_Job_:
Find each line holding "JSON" and copy it out.

— start Dataset —

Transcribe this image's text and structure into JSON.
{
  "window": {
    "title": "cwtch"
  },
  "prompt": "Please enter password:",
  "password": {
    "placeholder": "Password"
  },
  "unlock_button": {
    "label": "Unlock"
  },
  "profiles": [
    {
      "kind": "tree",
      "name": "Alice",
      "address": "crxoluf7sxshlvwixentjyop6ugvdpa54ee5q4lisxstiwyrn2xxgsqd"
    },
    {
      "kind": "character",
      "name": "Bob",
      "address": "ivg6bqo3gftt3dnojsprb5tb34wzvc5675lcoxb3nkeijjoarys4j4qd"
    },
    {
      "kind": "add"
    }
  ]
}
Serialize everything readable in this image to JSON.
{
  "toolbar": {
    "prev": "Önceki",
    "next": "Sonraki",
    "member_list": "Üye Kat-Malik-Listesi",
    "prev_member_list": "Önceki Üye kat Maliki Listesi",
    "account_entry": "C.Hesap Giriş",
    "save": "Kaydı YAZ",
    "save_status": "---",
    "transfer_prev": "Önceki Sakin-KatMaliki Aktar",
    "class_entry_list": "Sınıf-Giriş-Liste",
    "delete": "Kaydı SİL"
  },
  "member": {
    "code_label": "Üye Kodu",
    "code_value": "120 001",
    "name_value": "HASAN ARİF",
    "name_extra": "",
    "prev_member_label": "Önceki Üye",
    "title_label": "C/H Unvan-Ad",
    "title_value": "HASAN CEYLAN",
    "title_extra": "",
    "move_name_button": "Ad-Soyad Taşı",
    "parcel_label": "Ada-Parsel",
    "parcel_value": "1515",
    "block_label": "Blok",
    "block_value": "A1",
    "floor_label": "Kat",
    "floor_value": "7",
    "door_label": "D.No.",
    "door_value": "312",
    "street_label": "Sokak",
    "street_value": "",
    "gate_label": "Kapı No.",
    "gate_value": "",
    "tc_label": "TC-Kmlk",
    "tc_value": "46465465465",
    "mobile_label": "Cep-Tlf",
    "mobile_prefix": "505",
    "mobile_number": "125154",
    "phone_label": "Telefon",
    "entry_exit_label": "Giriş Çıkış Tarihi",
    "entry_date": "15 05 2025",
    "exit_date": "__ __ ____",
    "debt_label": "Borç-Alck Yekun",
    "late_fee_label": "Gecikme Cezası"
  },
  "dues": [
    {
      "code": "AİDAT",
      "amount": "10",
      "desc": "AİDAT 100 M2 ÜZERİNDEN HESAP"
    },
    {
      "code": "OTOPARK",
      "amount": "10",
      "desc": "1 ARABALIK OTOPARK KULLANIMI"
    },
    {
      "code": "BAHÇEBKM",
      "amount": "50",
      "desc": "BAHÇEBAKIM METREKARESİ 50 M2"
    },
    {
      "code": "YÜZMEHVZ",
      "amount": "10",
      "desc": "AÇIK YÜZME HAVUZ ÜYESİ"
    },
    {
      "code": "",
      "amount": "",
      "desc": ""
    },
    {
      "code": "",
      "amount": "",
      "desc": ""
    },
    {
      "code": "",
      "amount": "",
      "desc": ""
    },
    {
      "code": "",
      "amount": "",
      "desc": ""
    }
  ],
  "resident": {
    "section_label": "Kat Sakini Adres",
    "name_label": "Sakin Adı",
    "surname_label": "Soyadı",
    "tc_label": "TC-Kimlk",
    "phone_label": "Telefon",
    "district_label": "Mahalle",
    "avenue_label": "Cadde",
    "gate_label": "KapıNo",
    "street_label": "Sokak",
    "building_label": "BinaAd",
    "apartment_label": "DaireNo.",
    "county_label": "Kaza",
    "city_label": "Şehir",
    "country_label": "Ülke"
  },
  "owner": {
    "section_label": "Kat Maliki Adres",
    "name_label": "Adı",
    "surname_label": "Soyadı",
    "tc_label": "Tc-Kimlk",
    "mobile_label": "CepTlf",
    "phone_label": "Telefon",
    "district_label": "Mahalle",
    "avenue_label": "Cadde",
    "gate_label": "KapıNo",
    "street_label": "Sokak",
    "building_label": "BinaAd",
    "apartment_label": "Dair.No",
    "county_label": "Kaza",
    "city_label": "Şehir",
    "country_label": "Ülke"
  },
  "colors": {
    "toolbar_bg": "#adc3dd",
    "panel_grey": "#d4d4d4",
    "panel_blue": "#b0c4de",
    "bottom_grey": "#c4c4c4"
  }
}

— end Dataset —

_Exercise response_:
Transcribe this image's text and structure into JSON.
Serialize everything readable in this image to JSON.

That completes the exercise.